Fig. 2 - Orderbooks 1997-1999 in Mio. cgt and per region (Source: Lloyd's Register of Shipping)

>REFERENCE TO A GRAPHIC>

Between 1997 and 1999 the overall volume of orderbooks has increased by ca. 5% and it can be said that this increase has basically only benefited Korean competitors. Japan is confronted with shrinking orderbook volumes while the EU has been able to keep its share at a comparatively high level. Korea, however, has seen an increase in the volume of orderbooks by some 27% while EU yards saw an increase in their orderbooks along the general trend only in the period in question. A shrinking in the volume of orderbooks is an indicator for a worsening business situation in the mid-term future and if the additional information on new ordering is included, conclusions on the prospective commercial situation can be drawn.

Fig. 3 - New orders 1997-1999 in Mio. cgt and per region (Source: Lloyd's Register of Shipping)

>REFERENCE TO A GRAPHIC>

As regards reported new orders which are the key indicator for the actual market situation the picture changes significantly: in particular Japan has lost market share to Korea with fewer orders even in the exceptional year 1998 when Korean yards had problems to compete for orders. The general trend clearly indicates that Korean shipbuilders have conquered market shares in new orders and this has been mainly at the expense of Japan (minus 44% in cgt in the period 1997-1999) while the EU saw a decrease in new orders similar to the general development (minus 18% in cgt in the same period). While EU yards may still have some "breathing space" due to their comparatively good orderbooks (although the situation is very different for different yards) and the lower value of the euro in relation to the US Dollar, Japanese yards are generally facing a situation where orderbooks are increasingly running empty and new orders are not received on a sufficient scale to maintain production at the previous level. This would indicate a longer-term shift in market shares from Japan to Korea and, to a lesser extent, from the EU to Korea.

It is obvious that the booming production of cruise vessels with their comparatively high cgt values has stabilised the overall situation of the EU shipbuilding industry but it needs to be noted that currently only 9 EU yards (out of some 150) are active in this field and the number of yards which could easily turn to cruise ship construction is limited by technical and commercial constraints. Moreover it is known that Korean and Japanese yards are actively pursuing cruise ship orders (with Japan appearing to try to compensate for orders lost to Korea in other market segments). Once the market is confident that Asian yards can produce cruise ships in time and in sufficient quality this European market niche will certainly be challenged and overall EU market shares may shrink further. While the above analysis seems to indicate that EU yards still have a comparatively good position (although this does not necessarily mean that operations are profitable), the situation in particular Member States and for particular shipyards may be dramatically different, depending on their product portfolio. Most threatened are small to medium sized yards that have a focus on the production of merchant cargo ships such as container ships, product tankers or gas carriers. These yards typically do not have the option to compensate a loss in market share through the construction of large cruise ships or navy contracts, even if their general competitiveness in terms of productivity may be good, and some insolvencies have already occurred. The recent developments at Harland and Wolff in Belfast indicate that bigger shipyards are facing similar problems, especially when certain strategic orders cannot be secured and other market segments have become inaccessible due to Korean competition.
+ + + + +
» Problem set
a – Translate this sentence from the shipbuilding text into Spanish: "Japan is confronted with shrinking orderbook volumes while the EU has been able to keep its share at a comparatively high level."
b – According to the shipbuilding text, how many EU yards are currently active in cruise vessel production?
+ + + + +
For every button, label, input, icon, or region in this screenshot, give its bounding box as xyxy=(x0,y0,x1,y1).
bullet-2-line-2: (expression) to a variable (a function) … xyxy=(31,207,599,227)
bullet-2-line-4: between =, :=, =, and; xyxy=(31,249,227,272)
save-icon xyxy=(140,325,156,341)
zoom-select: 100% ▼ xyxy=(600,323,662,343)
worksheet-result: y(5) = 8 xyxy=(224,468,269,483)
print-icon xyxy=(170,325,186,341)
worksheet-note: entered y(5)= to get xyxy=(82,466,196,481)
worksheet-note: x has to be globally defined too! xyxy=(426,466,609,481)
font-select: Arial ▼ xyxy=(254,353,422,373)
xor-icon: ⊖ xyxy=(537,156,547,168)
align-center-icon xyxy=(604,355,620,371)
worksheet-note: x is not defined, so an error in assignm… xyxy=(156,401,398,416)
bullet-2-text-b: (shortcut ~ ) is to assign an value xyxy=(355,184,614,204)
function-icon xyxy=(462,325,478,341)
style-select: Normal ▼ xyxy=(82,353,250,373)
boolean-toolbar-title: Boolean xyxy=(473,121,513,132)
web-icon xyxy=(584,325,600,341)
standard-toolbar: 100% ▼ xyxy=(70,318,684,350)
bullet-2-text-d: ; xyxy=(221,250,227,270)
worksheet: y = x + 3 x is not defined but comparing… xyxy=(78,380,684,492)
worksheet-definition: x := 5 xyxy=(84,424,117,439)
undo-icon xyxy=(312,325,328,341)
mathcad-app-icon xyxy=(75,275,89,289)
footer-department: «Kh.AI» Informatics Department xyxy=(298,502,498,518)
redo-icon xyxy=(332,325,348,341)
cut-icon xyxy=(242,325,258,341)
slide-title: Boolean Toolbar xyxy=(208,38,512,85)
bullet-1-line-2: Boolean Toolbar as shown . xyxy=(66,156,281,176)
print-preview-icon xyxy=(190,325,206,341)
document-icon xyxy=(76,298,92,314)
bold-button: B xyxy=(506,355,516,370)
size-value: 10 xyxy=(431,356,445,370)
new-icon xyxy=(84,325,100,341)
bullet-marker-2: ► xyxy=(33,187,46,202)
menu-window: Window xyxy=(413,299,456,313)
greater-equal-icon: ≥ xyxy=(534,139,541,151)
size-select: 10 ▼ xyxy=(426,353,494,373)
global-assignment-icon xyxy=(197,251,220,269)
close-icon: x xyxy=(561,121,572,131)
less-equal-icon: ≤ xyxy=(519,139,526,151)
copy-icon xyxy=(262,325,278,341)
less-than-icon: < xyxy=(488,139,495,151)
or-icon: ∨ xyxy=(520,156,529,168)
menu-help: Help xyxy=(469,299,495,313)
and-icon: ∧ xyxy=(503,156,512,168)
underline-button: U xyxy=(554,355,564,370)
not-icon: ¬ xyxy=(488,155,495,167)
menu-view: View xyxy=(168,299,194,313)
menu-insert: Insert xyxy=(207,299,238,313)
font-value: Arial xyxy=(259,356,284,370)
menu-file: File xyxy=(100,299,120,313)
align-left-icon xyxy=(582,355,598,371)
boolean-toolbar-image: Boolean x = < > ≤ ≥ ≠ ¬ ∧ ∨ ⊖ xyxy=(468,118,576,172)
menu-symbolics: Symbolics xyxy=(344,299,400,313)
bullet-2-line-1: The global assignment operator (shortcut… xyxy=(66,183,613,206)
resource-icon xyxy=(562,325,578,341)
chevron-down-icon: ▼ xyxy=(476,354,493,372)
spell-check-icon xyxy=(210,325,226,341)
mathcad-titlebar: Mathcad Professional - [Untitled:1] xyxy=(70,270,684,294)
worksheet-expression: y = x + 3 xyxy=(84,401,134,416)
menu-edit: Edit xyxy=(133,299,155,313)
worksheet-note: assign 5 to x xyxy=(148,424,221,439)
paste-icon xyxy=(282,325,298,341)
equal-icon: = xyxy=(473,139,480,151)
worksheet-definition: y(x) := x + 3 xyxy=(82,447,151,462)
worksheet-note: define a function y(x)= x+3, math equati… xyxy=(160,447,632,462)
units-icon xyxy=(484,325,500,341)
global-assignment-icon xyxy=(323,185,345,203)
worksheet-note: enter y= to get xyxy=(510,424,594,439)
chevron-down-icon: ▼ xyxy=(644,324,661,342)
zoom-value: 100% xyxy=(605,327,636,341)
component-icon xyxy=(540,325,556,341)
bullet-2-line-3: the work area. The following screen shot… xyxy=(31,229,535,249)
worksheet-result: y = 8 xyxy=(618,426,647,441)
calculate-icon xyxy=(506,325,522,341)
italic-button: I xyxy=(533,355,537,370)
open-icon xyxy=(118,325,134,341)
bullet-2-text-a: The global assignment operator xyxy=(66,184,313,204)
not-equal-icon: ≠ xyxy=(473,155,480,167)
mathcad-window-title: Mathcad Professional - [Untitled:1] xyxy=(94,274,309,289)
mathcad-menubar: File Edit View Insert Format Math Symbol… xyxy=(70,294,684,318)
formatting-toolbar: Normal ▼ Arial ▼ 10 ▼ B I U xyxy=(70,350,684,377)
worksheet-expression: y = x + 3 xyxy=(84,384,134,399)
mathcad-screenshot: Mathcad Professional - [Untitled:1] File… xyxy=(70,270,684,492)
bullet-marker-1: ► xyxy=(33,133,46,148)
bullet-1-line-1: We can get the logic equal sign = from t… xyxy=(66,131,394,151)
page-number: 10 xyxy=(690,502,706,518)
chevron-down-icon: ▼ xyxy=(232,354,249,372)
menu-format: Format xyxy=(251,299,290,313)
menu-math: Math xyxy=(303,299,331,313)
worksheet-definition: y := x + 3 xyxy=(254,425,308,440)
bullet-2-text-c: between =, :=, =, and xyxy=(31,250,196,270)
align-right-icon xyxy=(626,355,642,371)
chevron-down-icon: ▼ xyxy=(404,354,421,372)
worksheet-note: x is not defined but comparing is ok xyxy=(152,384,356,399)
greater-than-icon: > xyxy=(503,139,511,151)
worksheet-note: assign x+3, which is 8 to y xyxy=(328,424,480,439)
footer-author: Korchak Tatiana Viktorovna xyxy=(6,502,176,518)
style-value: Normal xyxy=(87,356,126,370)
+ + + + +
» Solutions to the exercise
a – Japón se enfrenta a volúmenes de cartera de pedidos cada vez menores, mientras que la UE ha podido mantener su cuota en un nivel comparativamente alto.

b – Only 9 EU yards, out of some 150.